Goal of the exercise
The records that follow should be retyped word for word.

Records to use

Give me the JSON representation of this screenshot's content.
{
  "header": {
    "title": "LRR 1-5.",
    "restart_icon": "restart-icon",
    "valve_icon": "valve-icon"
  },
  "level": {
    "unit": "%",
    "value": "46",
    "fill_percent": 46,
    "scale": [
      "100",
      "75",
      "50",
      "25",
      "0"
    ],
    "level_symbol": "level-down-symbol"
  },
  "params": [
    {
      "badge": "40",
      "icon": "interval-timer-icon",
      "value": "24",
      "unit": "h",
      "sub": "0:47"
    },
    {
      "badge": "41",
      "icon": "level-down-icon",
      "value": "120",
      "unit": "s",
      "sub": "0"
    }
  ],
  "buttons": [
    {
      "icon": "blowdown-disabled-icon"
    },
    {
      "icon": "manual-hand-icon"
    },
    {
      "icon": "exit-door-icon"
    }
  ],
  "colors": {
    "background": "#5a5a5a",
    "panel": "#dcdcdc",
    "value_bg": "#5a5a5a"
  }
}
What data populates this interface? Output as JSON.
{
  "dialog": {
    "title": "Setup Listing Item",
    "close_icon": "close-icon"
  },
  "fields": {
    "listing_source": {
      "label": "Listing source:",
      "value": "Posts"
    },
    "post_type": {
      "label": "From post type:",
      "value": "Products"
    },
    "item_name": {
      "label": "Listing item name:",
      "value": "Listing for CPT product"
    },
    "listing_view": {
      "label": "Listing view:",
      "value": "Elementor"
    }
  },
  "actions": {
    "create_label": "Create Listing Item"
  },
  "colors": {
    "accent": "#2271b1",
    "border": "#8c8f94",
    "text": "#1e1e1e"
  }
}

In response
Give me the JSON representation of this screenshot's content.
{
  "header": {
    "title": "LRR 1-5.",
    "restart_icon": "restart-icon",
    "valve_icon": "valve-icon"
  },
  "level": {
    "unit": "%",
    "value": "46",
    "fill_percent": 46,
    "scale": [
      "100",
      "75",
      "50",
      "25",
      "0"
    ],
    "level_symbol": "level-down-symbol"
  },
  "params": [
    {
      "badge": "40",
      "icon": "interval-timer-icon",
      "value": "24",
      "unit": "h",
      "sub": "0:47"
    },
    {
      "badge": "41",
      "icon": "level-down-icon",
      "value": "120",
      "unit": "s",
      "sub": "0"
    }
  ],
  "buttons": [
    {
      "icon": "blowdown-disabled-icon"
    },
    {
      "icon": "manual-hand-icon"
    },
    {
      "icon": "exit-door-icon"
    }
  ],
  "colors": {
    "background": "#5a5a5a",
    "panel": "#dcdcdc",
    "value_bg": "#5a5a5a"
  }
}
What data populates this interface? Output as JSON.
{
  "dialog": {
    "title": "Setup Listing Item",
    "close_icon": "close-icon"
  },
  "fields": {
    "listing_source": {
      "label": "Listing source:",
      "value": "Posts"
    },
    "post_type": {
      "label": "From post type:",
      "value": "Products"
    },
    "item_name": {
      "label": "Listing item name:",
      "value": "Listing for CPT product"
    },
    "listing_view": {
      "label": "Listing view:",
      "value": "Elementor"
    }
  },
  "actions": {
    "create_label": "Create Listing Item"
  },
  "colors": {
    "accent": "#2271b1",
    "border": "#8c8f94",
    "text": "#1e1e1e"
  }
}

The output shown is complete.